** Begin **
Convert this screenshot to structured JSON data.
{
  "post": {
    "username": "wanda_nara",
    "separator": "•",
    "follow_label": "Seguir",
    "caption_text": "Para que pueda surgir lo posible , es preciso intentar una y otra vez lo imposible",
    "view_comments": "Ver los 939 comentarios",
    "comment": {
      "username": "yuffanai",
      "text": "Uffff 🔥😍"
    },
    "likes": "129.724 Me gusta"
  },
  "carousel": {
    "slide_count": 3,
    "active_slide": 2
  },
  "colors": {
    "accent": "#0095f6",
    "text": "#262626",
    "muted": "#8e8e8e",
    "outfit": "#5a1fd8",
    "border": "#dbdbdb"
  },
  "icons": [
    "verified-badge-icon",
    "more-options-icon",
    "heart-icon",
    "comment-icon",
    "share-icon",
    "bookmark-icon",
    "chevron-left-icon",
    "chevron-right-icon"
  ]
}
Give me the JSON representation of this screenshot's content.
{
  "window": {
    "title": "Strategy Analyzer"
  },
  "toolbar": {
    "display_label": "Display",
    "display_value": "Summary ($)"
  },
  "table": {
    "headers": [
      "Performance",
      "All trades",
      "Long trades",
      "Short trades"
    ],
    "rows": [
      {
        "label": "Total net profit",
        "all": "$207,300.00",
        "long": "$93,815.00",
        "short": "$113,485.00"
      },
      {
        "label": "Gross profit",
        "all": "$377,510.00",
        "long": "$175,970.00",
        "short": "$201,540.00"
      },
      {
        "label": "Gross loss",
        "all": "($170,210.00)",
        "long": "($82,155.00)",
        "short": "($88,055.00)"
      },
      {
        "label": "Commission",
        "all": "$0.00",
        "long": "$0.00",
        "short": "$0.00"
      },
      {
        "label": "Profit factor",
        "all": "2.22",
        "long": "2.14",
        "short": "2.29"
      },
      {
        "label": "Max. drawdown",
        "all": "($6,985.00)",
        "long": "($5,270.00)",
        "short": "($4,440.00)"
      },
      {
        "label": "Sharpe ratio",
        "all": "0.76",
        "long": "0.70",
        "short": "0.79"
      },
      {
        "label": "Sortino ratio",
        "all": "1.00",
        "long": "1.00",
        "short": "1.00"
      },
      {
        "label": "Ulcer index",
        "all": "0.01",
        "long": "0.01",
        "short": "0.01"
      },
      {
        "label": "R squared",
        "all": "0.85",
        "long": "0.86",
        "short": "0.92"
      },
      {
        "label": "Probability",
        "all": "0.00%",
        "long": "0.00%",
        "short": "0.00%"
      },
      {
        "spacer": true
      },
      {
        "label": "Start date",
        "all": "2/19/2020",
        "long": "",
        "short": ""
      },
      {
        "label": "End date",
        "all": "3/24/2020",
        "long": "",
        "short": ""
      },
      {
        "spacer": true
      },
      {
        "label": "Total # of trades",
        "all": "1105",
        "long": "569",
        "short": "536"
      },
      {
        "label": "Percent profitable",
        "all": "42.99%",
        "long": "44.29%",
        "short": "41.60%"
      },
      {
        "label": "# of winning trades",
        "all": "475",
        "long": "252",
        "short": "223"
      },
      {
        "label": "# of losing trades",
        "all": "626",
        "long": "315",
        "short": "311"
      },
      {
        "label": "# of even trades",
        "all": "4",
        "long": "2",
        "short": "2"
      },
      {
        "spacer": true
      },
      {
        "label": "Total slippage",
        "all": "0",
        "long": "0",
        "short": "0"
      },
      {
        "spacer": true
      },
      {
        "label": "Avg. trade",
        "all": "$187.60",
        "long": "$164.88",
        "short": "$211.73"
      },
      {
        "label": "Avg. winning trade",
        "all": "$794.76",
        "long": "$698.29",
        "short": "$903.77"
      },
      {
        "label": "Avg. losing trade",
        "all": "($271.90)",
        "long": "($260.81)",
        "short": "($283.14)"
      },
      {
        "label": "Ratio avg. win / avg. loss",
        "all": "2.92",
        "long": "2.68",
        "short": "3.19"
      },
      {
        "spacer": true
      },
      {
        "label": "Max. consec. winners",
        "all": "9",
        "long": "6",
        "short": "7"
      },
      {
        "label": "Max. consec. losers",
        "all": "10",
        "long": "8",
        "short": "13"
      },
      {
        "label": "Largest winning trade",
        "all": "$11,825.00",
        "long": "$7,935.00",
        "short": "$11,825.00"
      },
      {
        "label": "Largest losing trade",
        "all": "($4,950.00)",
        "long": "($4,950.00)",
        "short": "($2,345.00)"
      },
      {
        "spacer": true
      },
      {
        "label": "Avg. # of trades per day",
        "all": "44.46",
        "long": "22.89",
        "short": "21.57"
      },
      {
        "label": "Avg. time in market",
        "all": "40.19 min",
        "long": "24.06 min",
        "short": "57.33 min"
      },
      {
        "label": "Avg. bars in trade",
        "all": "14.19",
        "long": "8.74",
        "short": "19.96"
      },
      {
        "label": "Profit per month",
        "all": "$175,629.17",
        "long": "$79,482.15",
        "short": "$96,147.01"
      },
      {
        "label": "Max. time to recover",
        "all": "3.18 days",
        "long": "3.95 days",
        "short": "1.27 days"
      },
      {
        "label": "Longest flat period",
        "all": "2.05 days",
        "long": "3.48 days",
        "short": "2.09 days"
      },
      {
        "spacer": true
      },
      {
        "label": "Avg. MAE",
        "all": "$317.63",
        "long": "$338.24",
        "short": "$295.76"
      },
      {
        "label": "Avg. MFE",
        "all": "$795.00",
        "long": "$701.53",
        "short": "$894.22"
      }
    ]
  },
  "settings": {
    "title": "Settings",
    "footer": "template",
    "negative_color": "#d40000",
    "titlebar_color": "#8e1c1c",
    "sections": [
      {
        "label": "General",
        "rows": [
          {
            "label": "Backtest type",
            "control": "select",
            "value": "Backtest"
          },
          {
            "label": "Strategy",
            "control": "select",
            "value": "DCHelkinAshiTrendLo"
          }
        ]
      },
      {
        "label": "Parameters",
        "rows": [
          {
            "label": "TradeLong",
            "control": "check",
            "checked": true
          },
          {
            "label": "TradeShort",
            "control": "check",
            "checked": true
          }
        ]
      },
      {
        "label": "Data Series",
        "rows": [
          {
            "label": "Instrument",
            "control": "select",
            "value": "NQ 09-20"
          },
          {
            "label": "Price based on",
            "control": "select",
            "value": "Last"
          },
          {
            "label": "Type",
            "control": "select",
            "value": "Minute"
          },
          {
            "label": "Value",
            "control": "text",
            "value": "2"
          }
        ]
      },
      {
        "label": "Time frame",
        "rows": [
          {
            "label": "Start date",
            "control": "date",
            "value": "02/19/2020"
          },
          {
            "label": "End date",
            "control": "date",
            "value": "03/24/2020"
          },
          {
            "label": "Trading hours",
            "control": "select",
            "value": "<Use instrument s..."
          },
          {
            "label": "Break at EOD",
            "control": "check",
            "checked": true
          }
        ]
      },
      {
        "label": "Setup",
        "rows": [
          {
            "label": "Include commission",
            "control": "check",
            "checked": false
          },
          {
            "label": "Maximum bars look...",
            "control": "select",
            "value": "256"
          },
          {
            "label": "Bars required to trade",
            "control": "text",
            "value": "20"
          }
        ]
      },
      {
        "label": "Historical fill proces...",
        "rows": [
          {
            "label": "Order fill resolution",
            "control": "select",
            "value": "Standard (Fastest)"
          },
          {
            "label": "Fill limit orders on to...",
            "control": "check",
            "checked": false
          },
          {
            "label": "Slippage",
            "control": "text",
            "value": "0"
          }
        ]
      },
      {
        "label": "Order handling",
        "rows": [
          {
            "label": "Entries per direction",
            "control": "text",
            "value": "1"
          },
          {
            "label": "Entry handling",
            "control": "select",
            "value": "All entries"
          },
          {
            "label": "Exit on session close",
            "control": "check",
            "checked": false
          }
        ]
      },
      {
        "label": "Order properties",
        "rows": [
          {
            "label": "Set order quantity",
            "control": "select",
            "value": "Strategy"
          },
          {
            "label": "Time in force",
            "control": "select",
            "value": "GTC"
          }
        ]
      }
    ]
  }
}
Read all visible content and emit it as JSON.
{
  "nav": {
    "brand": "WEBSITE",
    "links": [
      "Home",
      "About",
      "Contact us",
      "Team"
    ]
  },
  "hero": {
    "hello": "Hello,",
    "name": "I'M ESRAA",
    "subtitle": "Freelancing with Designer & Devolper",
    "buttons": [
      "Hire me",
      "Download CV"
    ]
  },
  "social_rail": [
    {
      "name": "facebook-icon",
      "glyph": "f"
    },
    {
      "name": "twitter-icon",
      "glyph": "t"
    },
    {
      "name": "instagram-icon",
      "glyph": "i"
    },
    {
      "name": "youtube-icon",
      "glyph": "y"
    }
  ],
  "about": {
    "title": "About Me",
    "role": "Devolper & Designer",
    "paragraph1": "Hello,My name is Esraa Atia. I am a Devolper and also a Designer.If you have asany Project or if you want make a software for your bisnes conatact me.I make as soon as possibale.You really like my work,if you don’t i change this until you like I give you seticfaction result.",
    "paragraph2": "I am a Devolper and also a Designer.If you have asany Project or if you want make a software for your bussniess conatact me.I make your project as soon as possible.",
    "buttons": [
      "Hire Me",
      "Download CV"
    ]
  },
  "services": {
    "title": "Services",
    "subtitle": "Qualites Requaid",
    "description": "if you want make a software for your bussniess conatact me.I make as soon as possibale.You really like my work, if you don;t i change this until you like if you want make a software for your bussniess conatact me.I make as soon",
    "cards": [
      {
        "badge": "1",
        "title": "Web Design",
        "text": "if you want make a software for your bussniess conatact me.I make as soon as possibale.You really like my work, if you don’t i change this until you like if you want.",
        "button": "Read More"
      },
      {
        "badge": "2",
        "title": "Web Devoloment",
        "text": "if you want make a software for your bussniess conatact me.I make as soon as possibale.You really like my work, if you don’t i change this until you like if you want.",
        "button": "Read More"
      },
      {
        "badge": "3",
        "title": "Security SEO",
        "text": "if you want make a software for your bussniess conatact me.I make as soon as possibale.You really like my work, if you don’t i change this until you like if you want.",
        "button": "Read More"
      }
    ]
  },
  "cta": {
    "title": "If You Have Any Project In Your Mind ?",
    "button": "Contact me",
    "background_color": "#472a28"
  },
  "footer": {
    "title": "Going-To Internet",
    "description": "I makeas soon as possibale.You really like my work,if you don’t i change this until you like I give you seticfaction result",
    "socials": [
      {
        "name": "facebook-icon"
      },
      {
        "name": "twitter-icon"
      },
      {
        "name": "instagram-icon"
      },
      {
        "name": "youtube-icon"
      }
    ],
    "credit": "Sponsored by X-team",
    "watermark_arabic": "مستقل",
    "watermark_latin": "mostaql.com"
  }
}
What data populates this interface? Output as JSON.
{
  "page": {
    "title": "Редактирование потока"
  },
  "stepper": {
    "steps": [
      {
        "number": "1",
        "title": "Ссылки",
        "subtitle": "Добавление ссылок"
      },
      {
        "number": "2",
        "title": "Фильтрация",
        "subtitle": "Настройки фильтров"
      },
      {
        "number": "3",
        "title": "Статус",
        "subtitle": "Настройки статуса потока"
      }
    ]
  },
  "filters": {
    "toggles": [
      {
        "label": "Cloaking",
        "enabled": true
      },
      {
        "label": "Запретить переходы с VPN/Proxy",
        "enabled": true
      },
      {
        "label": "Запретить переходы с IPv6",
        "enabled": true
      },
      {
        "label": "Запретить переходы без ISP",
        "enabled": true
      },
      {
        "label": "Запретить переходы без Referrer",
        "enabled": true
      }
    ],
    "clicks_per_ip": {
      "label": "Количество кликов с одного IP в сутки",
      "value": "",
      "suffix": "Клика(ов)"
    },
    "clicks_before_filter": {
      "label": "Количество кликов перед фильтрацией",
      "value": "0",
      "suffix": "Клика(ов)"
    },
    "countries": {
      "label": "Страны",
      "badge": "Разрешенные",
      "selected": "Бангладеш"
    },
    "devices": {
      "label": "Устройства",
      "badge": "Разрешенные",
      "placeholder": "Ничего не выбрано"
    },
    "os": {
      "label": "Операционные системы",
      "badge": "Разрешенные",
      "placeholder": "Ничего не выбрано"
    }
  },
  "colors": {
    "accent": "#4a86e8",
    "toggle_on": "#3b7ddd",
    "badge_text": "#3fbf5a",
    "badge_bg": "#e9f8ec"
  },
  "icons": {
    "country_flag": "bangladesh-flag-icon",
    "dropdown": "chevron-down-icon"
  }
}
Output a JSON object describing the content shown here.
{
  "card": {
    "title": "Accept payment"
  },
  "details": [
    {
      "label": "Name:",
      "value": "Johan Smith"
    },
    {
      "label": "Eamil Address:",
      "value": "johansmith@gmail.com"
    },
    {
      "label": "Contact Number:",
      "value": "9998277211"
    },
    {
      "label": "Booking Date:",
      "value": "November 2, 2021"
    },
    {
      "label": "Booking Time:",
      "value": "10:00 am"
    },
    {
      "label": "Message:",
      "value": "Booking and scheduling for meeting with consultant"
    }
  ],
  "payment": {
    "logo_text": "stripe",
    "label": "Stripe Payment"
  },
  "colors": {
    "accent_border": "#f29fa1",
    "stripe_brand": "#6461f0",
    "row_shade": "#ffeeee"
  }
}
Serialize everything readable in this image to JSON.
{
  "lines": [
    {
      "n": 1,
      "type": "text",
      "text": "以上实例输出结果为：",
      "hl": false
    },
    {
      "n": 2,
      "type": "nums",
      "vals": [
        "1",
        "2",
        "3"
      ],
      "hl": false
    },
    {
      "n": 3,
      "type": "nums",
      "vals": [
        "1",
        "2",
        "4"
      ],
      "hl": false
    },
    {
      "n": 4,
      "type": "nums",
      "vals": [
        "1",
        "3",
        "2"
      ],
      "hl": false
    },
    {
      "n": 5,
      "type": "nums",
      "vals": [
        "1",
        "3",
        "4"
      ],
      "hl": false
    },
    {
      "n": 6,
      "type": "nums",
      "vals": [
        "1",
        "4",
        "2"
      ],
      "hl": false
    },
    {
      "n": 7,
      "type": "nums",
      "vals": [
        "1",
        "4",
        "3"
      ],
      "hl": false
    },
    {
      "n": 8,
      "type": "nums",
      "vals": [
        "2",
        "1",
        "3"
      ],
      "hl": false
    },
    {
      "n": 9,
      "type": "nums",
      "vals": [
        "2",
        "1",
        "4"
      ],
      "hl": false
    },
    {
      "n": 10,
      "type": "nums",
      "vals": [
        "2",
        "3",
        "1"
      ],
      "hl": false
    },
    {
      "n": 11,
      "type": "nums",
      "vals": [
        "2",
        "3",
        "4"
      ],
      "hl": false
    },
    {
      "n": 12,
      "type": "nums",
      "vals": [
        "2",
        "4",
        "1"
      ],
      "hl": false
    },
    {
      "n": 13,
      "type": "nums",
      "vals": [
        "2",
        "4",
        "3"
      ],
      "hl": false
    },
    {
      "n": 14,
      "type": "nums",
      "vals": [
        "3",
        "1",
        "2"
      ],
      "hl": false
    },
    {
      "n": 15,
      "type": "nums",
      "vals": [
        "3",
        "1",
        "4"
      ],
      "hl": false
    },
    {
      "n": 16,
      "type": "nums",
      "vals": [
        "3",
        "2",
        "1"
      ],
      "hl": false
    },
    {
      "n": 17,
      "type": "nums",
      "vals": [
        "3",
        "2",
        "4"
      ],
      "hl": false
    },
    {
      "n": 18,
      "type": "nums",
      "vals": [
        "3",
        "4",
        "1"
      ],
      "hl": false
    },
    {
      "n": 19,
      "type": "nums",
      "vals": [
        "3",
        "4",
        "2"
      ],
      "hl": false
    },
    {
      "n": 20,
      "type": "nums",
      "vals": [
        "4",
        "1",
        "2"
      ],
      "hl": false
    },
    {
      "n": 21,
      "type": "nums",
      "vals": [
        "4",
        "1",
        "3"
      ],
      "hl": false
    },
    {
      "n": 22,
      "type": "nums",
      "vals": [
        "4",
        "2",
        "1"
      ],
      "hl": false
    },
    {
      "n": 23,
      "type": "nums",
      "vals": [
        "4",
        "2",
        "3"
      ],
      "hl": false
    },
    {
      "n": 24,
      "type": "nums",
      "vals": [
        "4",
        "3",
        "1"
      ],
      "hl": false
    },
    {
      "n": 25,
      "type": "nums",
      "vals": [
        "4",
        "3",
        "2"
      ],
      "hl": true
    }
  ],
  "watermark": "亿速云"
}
** End **
- [The task]: Extract every line of the records above that contains the word "JSON".

- [Response below]:
Convert this screenshot to structured JSON data.
Give me the JSON representation of this screenshot's content.
Read all visible content and emit it as JSON.
What data populates this interface? Output as JSON.
Output a JSON object describing the content shown here.
Serialize everything readable in this image to JSON.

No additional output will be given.